Start of SUPPLIED RECORDS

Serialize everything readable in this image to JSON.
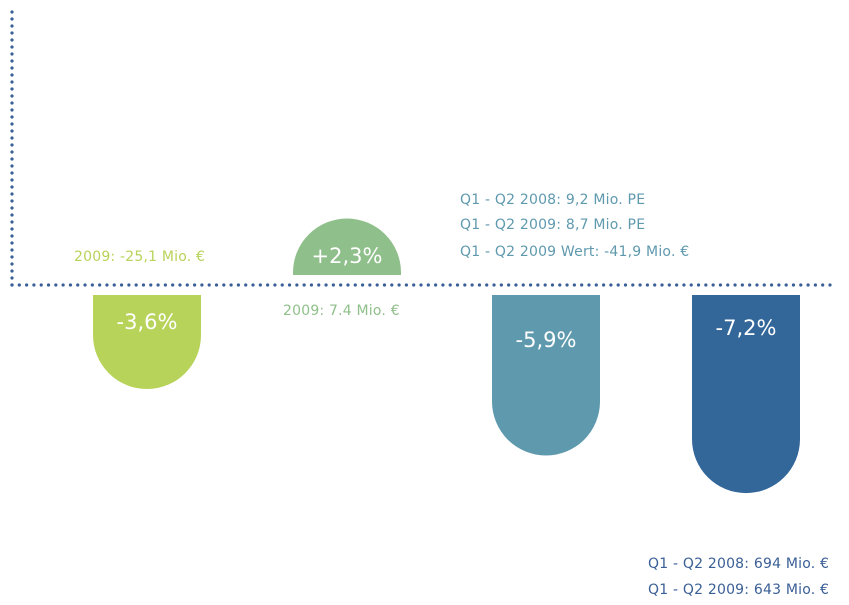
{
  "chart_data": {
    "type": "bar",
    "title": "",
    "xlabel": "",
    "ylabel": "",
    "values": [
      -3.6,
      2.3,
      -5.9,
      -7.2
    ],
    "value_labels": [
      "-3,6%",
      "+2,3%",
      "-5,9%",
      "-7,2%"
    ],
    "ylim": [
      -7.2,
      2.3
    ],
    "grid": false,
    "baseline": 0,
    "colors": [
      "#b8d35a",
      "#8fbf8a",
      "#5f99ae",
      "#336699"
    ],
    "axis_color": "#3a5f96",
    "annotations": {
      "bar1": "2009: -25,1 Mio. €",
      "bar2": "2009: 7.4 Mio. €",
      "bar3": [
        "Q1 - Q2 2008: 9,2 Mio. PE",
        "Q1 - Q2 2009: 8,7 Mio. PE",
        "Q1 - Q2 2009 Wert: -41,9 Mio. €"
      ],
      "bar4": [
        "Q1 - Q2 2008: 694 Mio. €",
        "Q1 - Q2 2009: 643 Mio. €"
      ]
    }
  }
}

End of SUPPLIED RECORDS
Start of SUPPLIED RECORDS

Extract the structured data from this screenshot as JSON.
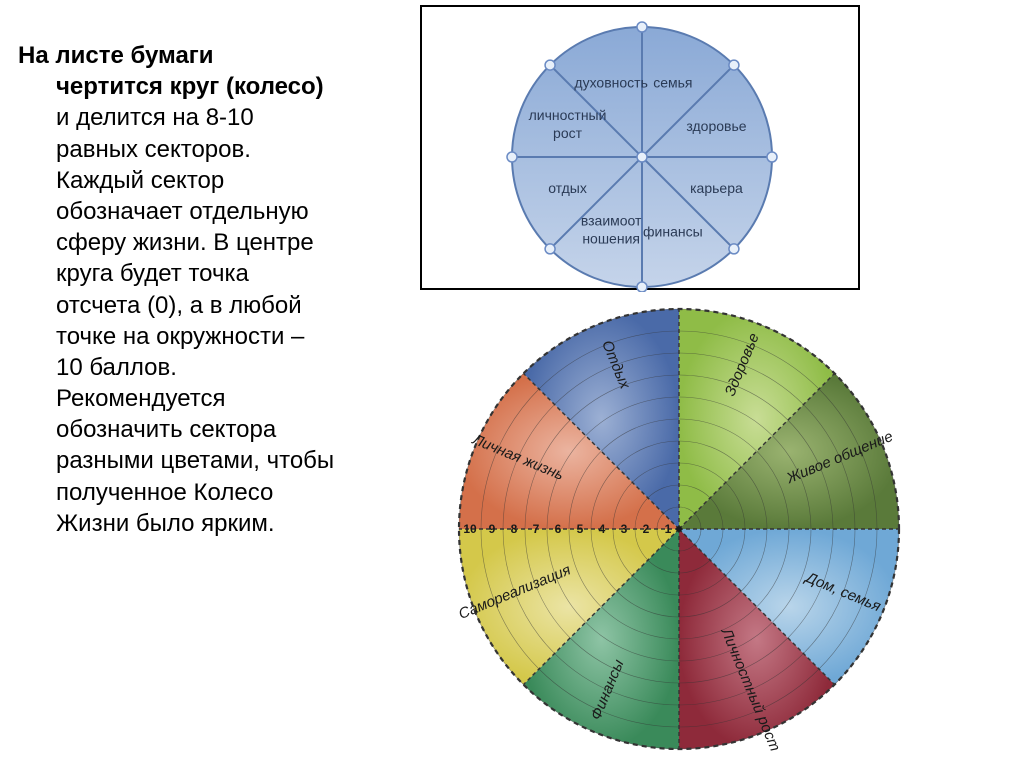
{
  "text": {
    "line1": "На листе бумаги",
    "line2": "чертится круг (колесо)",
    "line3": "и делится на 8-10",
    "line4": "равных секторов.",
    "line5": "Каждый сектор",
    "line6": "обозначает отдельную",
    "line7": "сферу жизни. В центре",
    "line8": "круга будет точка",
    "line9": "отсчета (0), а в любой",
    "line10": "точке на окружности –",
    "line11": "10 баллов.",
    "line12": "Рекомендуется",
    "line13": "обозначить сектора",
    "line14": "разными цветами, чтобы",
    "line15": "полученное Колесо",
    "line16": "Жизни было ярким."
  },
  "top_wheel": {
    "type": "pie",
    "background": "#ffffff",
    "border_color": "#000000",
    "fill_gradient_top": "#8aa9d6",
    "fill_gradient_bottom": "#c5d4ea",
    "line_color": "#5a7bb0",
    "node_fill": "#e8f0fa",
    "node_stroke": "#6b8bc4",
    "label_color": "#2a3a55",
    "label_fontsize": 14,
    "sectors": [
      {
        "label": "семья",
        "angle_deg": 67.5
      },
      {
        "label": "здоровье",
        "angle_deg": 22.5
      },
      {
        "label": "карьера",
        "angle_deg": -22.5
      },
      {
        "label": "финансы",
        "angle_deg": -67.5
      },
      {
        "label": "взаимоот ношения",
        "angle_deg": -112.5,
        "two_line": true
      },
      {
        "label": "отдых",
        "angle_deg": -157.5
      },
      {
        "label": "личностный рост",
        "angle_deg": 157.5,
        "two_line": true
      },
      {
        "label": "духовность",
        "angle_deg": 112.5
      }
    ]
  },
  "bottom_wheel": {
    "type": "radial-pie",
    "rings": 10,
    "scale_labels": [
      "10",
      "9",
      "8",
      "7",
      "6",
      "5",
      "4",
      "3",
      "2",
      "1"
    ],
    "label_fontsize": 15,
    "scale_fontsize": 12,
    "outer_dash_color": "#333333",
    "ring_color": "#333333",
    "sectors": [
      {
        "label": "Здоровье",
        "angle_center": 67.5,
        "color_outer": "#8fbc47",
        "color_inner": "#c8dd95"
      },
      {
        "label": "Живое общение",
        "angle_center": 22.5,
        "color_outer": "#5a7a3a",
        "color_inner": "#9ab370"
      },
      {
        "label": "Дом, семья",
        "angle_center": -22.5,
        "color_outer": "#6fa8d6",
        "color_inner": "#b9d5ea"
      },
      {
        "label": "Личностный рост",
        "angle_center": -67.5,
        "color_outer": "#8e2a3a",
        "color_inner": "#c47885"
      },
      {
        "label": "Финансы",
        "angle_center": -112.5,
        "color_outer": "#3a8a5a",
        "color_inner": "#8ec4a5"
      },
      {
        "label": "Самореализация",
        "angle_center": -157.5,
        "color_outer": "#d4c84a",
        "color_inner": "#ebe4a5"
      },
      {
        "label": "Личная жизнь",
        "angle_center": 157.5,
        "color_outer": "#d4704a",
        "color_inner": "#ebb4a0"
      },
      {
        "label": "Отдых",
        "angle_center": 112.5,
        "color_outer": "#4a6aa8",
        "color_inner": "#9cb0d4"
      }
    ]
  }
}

End of SUPPLIED RECORDS

- [PROBLEM STATEMENT]:
Look through the lines above and collect those with the word "рост".

- [RESPONSE TO THE TASK]:
        "label": "личностный рост",
        "label": "Личностный рост",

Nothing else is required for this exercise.